Required task:
Everything from the line holding "Transcribe the text in this document." through the last line below must be repeated exactly, and nothing else.

Data supplied:
------------------------------------------------------------
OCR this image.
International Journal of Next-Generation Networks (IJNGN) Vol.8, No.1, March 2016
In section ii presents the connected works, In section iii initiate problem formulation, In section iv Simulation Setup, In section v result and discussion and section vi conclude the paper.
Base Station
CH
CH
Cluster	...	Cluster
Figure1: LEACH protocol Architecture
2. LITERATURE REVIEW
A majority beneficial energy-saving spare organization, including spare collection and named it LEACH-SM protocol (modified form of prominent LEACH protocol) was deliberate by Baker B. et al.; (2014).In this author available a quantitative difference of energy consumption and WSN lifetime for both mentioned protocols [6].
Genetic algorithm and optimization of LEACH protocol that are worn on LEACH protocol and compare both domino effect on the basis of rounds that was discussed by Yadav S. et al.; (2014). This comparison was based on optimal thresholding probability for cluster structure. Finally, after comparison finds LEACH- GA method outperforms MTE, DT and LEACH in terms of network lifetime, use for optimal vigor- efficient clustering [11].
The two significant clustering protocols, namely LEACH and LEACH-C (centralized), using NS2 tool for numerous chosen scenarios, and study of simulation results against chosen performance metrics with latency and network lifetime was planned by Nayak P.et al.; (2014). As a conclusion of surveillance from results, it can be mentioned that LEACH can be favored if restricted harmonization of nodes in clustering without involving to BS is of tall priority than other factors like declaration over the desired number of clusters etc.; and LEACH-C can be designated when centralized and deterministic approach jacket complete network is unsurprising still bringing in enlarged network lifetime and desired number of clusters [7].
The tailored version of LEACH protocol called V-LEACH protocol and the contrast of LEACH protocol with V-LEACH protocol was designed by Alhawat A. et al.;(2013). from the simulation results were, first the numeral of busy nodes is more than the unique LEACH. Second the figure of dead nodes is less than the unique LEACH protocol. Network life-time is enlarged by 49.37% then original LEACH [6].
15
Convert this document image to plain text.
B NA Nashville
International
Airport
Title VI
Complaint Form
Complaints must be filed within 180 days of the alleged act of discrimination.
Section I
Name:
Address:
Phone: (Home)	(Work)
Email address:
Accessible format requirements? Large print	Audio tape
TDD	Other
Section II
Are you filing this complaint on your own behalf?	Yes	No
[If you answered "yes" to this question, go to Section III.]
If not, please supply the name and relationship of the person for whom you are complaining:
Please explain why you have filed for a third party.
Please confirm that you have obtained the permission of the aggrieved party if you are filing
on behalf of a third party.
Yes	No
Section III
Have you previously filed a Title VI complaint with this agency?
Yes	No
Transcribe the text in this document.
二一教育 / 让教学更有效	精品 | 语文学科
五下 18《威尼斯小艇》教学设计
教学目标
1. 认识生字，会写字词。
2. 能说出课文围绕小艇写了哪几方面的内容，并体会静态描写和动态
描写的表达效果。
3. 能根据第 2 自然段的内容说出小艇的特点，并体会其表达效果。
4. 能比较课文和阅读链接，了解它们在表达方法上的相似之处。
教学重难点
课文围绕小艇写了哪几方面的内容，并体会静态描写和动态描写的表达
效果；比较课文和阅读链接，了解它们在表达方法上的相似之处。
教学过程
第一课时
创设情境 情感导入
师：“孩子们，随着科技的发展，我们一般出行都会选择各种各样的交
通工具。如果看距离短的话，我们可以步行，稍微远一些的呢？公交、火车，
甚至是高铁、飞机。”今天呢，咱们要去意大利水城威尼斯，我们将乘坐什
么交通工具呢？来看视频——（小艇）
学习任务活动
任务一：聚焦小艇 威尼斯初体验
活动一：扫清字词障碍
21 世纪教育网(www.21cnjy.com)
------------------------------------------------------------
Answer in full:
Transcribe the text in this document.
二一教育 / 让教学更有效	精品 | 语文学科
五下 18《威尼斯小艇》教学设计
教学目标
1. 认识生字，会写字词。
2. 能说出课文围绕小艇写了哪几方面的内容，并体会静态描写和动态
描写的表达效果。
3. 能根据第 2 自然段的内容说出小艇的特点，并体会其表达效果。
4. 能比较课文和阅读链接，了解它们在表达方法上的相似之处。
教学重难点
课文围绕小艇写了哪几方面的内容，并体会静态描写和动态描写的表达
效果；比较课文和阅读链接，了解它们在表达方法上的相似之处。
教学过程
第一课时
创设情境 情感导入
师：“孩子们，随着科技的发展，我们一般出行都会选择各种各样的交
通工具。如果看距离短的话，我们可以步行，稍微远一些的呢？公交、火车，
甚至是高铁、飞机。”今天呢，咱们要去意大利水城威尼斯，我们将乘坐什
么交通工具呢？来看视频——（小艇）
学习任务活动
任务一：聚焦小艇 威尼斯初体验
活动一：扫清字词障碍
21 世纪教育网(www.21cnjy.com)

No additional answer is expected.